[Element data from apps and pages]
----------------------------------------

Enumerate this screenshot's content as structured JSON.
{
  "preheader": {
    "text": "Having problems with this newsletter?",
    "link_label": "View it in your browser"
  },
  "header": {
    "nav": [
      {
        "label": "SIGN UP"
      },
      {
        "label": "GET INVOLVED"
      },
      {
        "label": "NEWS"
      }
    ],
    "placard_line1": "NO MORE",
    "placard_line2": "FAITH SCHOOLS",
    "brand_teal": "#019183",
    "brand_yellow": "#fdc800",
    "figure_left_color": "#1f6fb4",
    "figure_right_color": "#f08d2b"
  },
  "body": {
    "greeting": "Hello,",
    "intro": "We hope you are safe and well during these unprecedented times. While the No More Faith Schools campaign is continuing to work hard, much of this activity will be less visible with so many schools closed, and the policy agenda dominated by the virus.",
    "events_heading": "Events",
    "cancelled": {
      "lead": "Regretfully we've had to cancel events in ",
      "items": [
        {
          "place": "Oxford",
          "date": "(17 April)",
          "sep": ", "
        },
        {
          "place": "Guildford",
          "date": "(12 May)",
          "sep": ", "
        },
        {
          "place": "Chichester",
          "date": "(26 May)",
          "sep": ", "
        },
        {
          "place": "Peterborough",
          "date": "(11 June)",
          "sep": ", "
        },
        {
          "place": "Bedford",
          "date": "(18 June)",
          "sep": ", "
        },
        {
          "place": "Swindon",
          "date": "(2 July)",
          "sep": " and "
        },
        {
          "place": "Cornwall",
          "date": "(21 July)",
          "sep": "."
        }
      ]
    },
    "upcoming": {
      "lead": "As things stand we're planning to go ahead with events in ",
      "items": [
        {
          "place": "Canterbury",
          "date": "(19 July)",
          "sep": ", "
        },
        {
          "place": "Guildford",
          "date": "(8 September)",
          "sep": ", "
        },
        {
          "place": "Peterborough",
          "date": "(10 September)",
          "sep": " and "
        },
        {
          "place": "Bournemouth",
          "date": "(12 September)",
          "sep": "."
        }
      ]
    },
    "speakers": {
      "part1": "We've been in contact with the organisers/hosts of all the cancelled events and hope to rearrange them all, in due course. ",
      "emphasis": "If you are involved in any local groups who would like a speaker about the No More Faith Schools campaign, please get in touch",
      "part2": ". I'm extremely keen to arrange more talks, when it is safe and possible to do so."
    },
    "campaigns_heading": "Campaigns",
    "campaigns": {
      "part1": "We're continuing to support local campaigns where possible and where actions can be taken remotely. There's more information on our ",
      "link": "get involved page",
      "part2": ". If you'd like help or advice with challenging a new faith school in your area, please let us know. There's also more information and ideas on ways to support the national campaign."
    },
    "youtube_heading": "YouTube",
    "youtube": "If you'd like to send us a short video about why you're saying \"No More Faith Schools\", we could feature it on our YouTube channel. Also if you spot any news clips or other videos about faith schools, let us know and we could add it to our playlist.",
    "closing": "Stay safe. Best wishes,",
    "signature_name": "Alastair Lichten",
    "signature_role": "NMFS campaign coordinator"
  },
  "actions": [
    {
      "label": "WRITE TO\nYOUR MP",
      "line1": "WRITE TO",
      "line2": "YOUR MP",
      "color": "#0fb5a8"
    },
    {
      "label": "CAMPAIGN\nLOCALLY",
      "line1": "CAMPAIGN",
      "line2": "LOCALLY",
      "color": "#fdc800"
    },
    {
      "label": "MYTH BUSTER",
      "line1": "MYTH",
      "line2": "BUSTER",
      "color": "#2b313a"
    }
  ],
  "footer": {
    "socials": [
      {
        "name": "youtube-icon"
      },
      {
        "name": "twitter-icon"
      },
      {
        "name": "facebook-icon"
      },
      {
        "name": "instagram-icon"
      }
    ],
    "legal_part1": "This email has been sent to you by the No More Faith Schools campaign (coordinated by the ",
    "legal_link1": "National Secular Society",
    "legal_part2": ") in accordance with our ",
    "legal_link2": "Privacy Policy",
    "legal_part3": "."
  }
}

----------------------------------------

WHAT TO WORK ON: The full set of entries above needs to be restated word for word.

ANSWER SPACE:
Enumerate this screenshot's content as structured JSON.
{
  "preheader": {
    "text": "Having problems with this newsletter?",
    "link_label": "View it in your browser"
  },
  "header": {
    "nav": [
      {
        "label": "SIGN UP"
      },
      {
        "label": "GET INVOLVED"
      },
      {
        "label": "NEWS"
      }
    ],
    "placard_line1": "NO MORE",
    "placard_line2": "FAITH SCHOOLS",
    "brand_teal": "#019183",
    "brand_yellow": "#fdc800",
    "figure_left_color": "#1f6fb4",
    "figure_right_color": "#f08d2b"
  },
  "body": {
    "greeting": "Hello,",
    "intro": "We hope you are safe and well during these unprecedented times. While the No More Faith Schools campaign is continuing to work hard, much of this activity will be less visible with so many schools closed, and the policy agenda dominated by the virus.",
    "events_heading": "Events",
    "cancelled": {
      "lead": "Regretfully we've had to cancel events in ",
      "items": [
        {
          "place": "Oxford",
          "date": "(17 April)",
          "sep": ", "
        },
        {
          "place": "Guildford",
          "date": "(12 May)",
          "sep": ", "
        },
        {
          "place": "Chichester",
          "date": "(26 May)",
          "sep": ", "
        },
        {
          "place": "Peterborough",
          "date": "(11 June)",
          "sep": ", "
        },
        {
          "place": "Bedford",
          "date": "(18 June)",
          "sep": ", "
        },
        {
          "place": "Swindon",
          "date": "(2 July)",
          "sep": " and "
        },
        {
          "place": "Cornwall",
          "date": "(21 July)",
          "sep": "."
        }
      ]
    },
    "upcoming": {
      "lead": "As things stand we're planning to go ahead with events in ",
      "items": [
        {
          "place": "Canterbury",
          "date": "(19 July)",
          "sep": ", "
        },
        {
          "place": "Guildford",
          "date": "(8 September)",
          "sep": ", "
        },
        {
          "place": "Peterborough",
          "date": "(10 September)",
          "sep": " and "
        },
        {
          "place": "Bournemouth",
          "date": "(12 September)",
          "sep": "."
        }
      ]
    },
    "speakers": {
      "part1": "We've been in contact with the organisers/hosts of all the cancelled events and hope to rearrange them all, in due course. ",
      "emphasis": "If you are involved in any local groups who would like a speaker about the No More Faith Schools campaign, please get in touch",
      "part2": ". I'm extremely keen to arrange more talks, when it is safe and possible to do so."
    },
    "campaigns_heading": "Campaigns",
    "campaigns": {
      "part1": "We're continuing to support local campaigns where possible and where actions can be taken remotely. There's more information on our ",
      "link": "get involved page",
      "part2": ". If you'd like help or advice with challenging a new faith school in your area, please let us know. There's also more information and ideas on ways to support the national campaign."
    },
    "youtube_heading": "YouTube",
    "youtube": "If you'd like to send us a short video about why you're saying \"No More Faith Schools\", we could feature it on our YouTube channel. Also if you spot any news clips or other videos about faith schools, let us know and we could add it to our playlist.",
    "closing": "Stay safe. Best wishes,",
    "signature_name": "Alastair Lichten",
    "signature_role": "NMFS campaign coordinator"
  },
  "actions": [
    {
      "label": "WRITE TO\nYOUR MP",
      "line1": "WRITE TO",
      "line2": "YOUR MP",
      "color": "#0fb5a8"
    },
    {
      "label": "CAMPAIGN\nLOCALLY",
      "line1": "CAMPAIGN",
      "line2": "LOCALLY",
      "color": "#fdc800"
    },
    {
      "label": "MYTH BUSTER",
      "line1": "MYTH",
      "line2": "BUSTER",
      "color": "#2b313a"
    }
  ],
  "footer": {
    "socials": [
      {
        "name": "youtube-icon"
      },
      {
        "name": "twitter-icon"
      },
      {
        "name": "facebook-icon"
      },
      {
        "name": "instagram-icon"
      }
    ],
    "legal_part1": "This email has been sent to you by the No More Faith Schools campaign (coordinated by the ",
    "legal_link1": "National Secular Society",
    "legal_part2": ") in accordance with our ",
    "legal_link2": "Privacy Policy",
    "legal_part3": "."
  }
}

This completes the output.